**TO DO**
Transcribe all of the material exactly, except for its pictures.

— Start SUPPLIED MATERIAL —

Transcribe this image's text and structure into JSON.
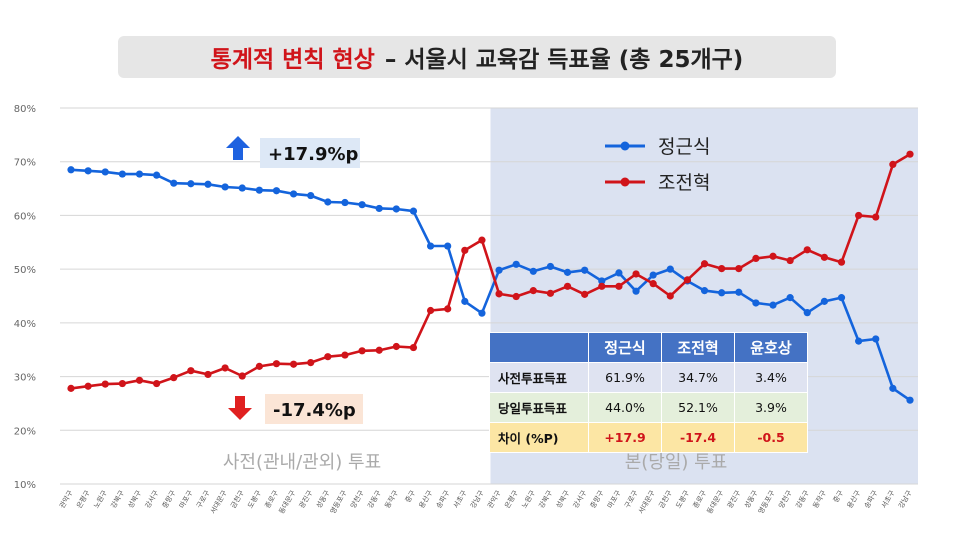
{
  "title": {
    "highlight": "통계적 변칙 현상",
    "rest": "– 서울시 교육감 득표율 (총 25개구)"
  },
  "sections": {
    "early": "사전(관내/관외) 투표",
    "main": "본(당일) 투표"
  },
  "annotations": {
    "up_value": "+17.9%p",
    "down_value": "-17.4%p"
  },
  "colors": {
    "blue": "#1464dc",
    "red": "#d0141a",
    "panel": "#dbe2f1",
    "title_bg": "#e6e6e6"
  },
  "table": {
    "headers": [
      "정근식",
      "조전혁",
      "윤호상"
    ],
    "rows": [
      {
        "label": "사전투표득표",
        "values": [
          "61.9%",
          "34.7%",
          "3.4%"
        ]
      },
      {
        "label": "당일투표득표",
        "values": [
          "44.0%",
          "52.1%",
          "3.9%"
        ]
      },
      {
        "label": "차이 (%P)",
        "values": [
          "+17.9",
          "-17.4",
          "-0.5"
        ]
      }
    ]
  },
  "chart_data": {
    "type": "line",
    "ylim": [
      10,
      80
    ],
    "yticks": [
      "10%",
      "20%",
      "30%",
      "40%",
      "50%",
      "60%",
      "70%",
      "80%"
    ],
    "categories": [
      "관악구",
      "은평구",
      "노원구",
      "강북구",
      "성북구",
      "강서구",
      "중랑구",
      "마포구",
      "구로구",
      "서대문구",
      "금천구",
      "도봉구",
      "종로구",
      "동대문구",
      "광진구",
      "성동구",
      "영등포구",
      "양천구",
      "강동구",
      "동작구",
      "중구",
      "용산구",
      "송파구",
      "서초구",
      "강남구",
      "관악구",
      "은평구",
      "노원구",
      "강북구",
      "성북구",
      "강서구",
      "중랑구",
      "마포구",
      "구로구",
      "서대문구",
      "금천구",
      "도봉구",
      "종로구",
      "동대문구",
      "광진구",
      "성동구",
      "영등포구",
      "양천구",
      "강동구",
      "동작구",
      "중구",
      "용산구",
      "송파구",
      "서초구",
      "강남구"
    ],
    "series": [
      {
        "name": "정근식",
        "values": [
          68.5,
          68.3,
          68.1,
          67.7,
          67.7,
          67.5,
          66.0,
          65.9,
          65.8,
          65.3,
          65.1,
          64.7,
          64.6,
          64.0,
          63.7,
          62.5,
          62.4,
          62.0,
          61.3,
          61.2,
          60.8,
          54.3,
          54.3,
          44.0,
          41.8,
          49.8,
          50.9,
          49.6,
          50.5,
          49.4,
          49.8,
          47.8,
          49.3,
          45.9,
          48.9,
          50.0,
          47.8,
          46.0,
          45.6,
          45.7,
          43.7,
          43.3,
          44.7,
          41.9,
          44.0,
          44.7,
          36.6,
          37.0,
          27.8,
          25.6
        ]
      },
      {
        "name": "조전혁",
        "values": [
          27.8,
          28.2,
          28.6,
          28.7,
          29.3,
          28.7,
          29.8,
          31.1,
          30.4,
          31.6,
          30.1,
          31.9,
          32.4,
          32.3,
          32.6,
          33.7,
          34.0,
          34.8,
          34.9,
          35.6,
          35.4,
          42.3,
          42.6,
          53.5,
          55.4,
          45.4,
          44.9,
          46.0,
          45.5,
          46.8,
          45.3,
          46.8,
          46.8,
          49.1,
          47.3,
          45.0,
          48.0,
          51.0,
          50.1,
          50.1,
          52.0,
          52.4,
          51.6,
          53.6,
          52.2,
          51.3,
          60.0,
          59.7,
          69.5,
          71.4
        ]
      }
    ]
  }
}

— End SUPPLIED MATERIAL —

**WRITTEN SOLUTION**
Transcribe this image's text and structure into JSON.
{
  "title": {
    "highlight": "통계적 변칙 현상",
    "rest": "– 서울시 교육감 득표율 (총 25개구)"
  },
  "sections": {
    "early": "사전(관내/관외) 투표",
    "main": "본(당일) 투표"
  },
  "annotations": {
    "up_value": "+17.9%p",
    "down_value": "-17.4%p"
  },
  "colors": {
    "blue": "#1464dc",
    "red": "#d0141a",
    "panel": "#dbe2f1",
    "title_bg": "#e6e6e6"
  },
  "table": {
    "headers": [
      "정근식",
      "조전혁",
      "윤호상"
    ],
    "rows": [
      {
        "label": "사전투표득표",
        "values": [
          "61.9%",
          "34.7%",
          "3.4%"
        ]
      },
      {
        "label": "당일투표득표",
        "values": [
          "44.0%",
          "52.1%",
          "3.9%"
        ]
      },
      {
        "label": "차이 (%P)",
        "values": [
          "+17.9",
          "-17.4",
          "-0.5"
        ]
      }
    ]
  },
  "chart_data": {
    "type": "line",
    "ylim": [
      10,
      80
    ],
    "yticks": [
      "10%",
      "20%",
      "30%",
      "40%",
      "50%",
      "60%",
      "70%",
      "80%"
    ],
    "categories": [
      "관악구",
      "은평구",
      "노원구",
      "강북구",
      "성북구",
      "강서구",
      "중랑구",
      "마포구",
      "구로구",
      "서대문구",
      "금천구",
      "도봉구",
      "종로구",
      "동대문구",
      "광진구",
      "성동구",
      "영등포구",
      "양천구",
      "강동구",
      "동작구",
      "중구",
      "용산구",
      "송파구",
      "서초구",
      "강남구",
      "관악구",
      "은평구",
      "노원구",
      "강북구",
      "성북구",
      "강서구",
      "중랑구",
      "마포구",
      "구로구",
      "서대문구",
      "금천구",
      "도봉구",
      "종로구",
      "동대문구",
      "광진구",
      "성동구",
      "영등포구",
      "양천구",
      "강동구",
      "동작구",
      "중구",
      "용산구",
      "송파구",
      "서초구",
      "강남구"
    ],
    "series": [
      {
        "name": "정근식",
        "values": [
          68.5,
          68.3,
          68.1,
          67.7,
          67.7,
          67.5,
          66.0,
          65.9,
          65.8,
          65.3,
          65.1,
          64.7,
          64.6,
          64.0,
          63.7,
          62.5,
          62.4,
          62.0,
          61.3,
          61.2,
          60.8,
          54.3,
          54.3,
          44.0,
          41.8,
          49.8,
          50.9,
          49.6,
          50.5,
          49.4,
          49.8,
          47.8,
          49.3,
          45.9,
          48.9,
          50.0,
          47.8,
          46.0,
          45.6,
          45.7,
          43.7,
          43.3,
          44.7,
          41.9,
          44.0,
          44.7,
          36.6,
          37.0,
          27.8,
          25.6
        ]
      },
      {
        "name": "조전혁",
        "values": [
          27.8,
          28.2,
          28.6,
          28.7,
          29.3,
          28.7,
          29.8,
          31.1,
          30.4,
          31.6,
          30.1,
          31.9,
          32.4,
          32.3,
          32.6,
          33.7,
          34.0,
          34.8,
          34.9,
          35.6,
          35.4,
          42.3,
          42.6,
          53.5,
          55.4,
          45.4,
          44.9,
          46.0,
          45.5,
          46.8,
          45.3,
          46.8,
          46.8,
          49.1,
          47.3,
          45.0,
          48.0,
          51.0,
          50.1,
          50.1,
          52.0,
          52.4,
          51.6,
          53.6,
          52.2,
          51.3,
          60.0,
          59.7,
          69.5,
          71.4
        ]
      }
    ]
  }
}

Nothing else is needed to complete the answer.